Extract provided.
- - - - - - -
If you don't mind my saying so, I think you're guilty of double- standards.  :)  Ok.  You just wrote a very slanted opinion against Dany in one of your essays above.   I am referring to this.

Those Ghis slavers were acting according to their laws.  Slavery and the torture of the less fortunate people are legal in the culture of the Ghiscari.  Nonetheless, they are guilty of crimes against their fellow man for moral reasons.  And yet here you are presenting a negative spin against Dany.  Those slavers are guilty even if they are behaving according to their legal system.  

According to the moral system you advocate for, those slavers are villains.  Dany's war against the villains is, therefore, just.  She is a hero in my opinion.  A villain is an offender.  The slavers may be lawful according to the slaving laws of Ghis, but they are guilty of crimes against humanity.  Unless you believe slavery is not a crime against humanity.  I hope not because that would put you in the same position as some of Dany's desperate "critics" who even go so far as to justify slavery in their futile attempt to make her look like a villain.
- - - - - - -
Dataset content.
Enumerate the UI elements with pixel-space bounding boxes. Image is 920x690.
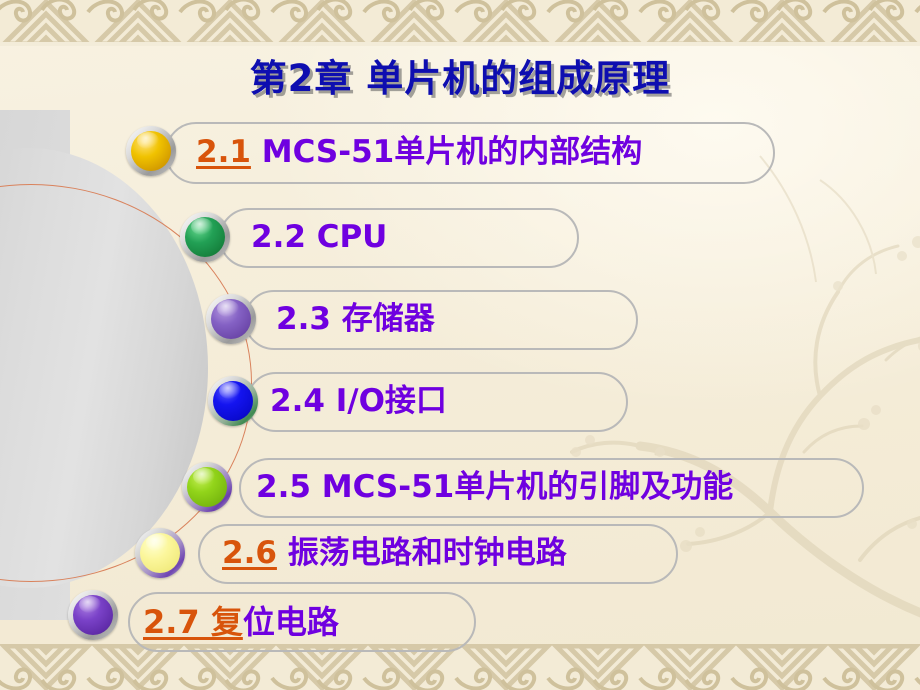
- item-label-3: 2.3 存储器: [276, 304, 435, 335]
- item-label-1: 2.1 MCS-51单片机的内部结构: [196, 137, 642, 168]
- item-text-6: 振荡电路和时钟电路: [276, 535, 567, 571]
- item-text-2: CPU: [305, 219, 388, 255]
- bullet-icon-7: [68, 590, 118, 640]
- item-label-4: 2.4 I/O接口: [270, 386, 447, 417]
- bullet-icon-3: [206, 294, 256, 344]
- item-number-5: 2.5: [256, 469, 311, 505]
- item-text-7: 位电路: [242, 603, 339, 641]
- item-label-7: 2.7 复位电路: [143, 606, 339, 638]
- item-text-4: I/O接口: [324, 383, 447, 419]
- bullet-icon-5: [182, 462, 232, 512]
- item-label-5: 2.5 MCS-51单片机的引脚及功能: [256, 472, 733, 503]
- bullet-icon-4: [208, 376, 258, 426]
- item-number-6: 2.6: [222, 535, 277, 571]
- item-text-1: MCS-51单片机的内部结构: [250, 134, 643, 170]
- item-number-1: 2.1: [196, 134, 251, 170]
- item-number-7: 2.7 复: [143, 603, 243, 641]
- item-label-6: 2.6 振荡电路和时钟电路: [222, 538, 567, 569]
- item-number-4: 2.4: [270, 383, 325, 419]
- bullet-icon-2: [180, 212, 230, 262]
- bullet-icon-6: [135, 528, 185, 578]
- slide-canvas: 第2章 单片机的组成原理 2.1 MCS-51单片机的内部结构 2.2 CPU …: [0, 0, 920, 690]
- item-number-2: 2.2: [251, 219, 306, 255]
- bullet-icon-1: [126, 126, 176, 176]
- item-text-5: MCS-51单片机的引脚及功能: [310, 469, 734, 505]
- item-number-3: 2.3: [276, 301, 331, 337]
- page-title: 第2章 单片机的组成原理: [249, 57, 671, 100]
- item-label-2: 2.2 CPU: [251, 222, 387, 253]
- item-text-3: 存储器: [330, 301, 435, 337]
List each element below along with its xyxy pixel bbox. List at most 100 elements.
- - - - - - -
Written problem.
In the comment about Dany, what does the writer say is legal in the culture of the Ghiscari? The rows come from a separate source.

Output.
Slavery and the torture of the less fortunate people.